**Job**
Write the data out again, character for character, with no images.

**Exercise data**
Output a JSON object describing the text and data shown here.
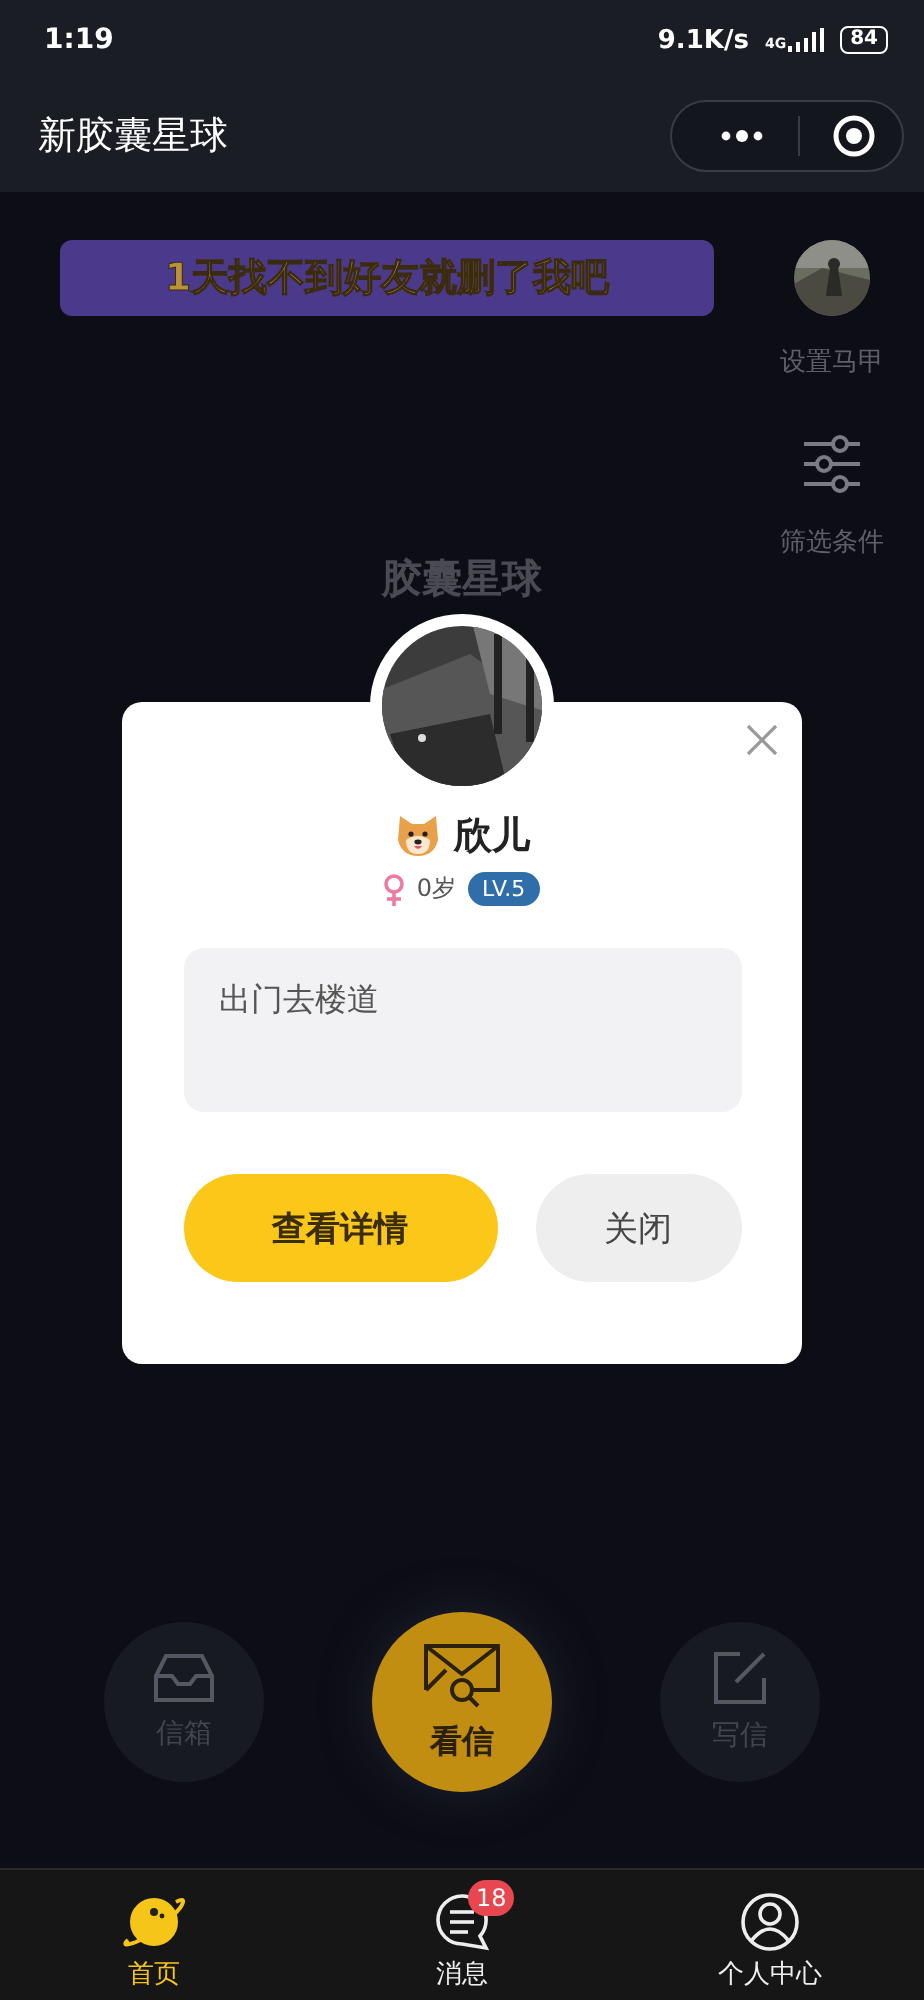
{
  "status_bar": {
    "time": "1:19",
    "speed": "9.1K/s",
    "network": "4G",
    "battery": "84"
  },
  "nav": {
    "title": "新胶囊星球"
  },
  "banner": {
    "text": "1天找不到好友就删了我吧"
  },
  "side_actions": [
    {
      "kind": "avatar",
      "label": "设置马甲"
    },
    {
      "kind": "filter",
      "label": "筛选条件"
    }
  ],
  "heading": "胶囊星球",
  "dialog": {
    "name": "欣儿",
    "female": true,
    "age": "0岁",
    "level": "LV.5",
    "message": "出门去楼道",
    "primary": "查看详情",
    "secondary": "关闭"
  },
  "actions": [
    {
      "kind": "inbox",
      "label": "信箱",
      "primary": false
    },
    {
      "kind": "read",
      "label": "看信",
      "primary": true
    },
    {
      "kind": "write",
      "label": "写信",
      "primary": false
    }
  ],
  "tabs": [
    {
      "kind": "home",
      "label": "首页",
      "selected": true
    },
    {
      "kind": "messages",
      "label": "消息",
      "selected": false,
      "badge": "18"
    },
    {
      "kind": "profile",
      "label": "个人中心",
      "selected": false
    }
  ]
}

**Finished task**
Output a JSON object describing the text and data shown here.
{
  "status_bar": {
    "time": "1:19",
    "speed": "9.1K/s",
    "network": "4G",
    "battery": "84"
  },
  "nav": {
    "title": "新胶囊星球"
  },
  "banner": {
    "text": "1天找不到好友就删了我吧"
  },
  "side_actions": [
    {
      "kind": "avatar",
      "label": "设置马甲"
    },
    {
      "kind": "filter",
      "label": "筛选条件"
    }
  ],
  "heading": "胶囊星球",
  "dialog": {
    "name": "欣儿",
    "female": true,
    "age": "0岁",
    "level": "LV.5",
    "message": "出门去楼道",
    "primary": "查看详情",
    "secondary": "关闭"
  },
  "actions": [
    {
      "kind": "inbox",
      "label": "信箱",
      "primary": false
    },
    {
      "kind": "read",
      "label": "看信",
      "primary": true
    },
    {
      "kind": "write",
      "label": "写信",
      "primary": false
    }
  ],
  "tabs": [
    {
      "kind": "home",
      "label": "首页",
      "selected": true
    },
    {
      "kind": "messages",
      "label": "消息",
      "selected": false,
      "badge": "18"
    },
    {
      "kind": "profile",
      "label": "个人中心",
      "selected": false
    }
  ]
}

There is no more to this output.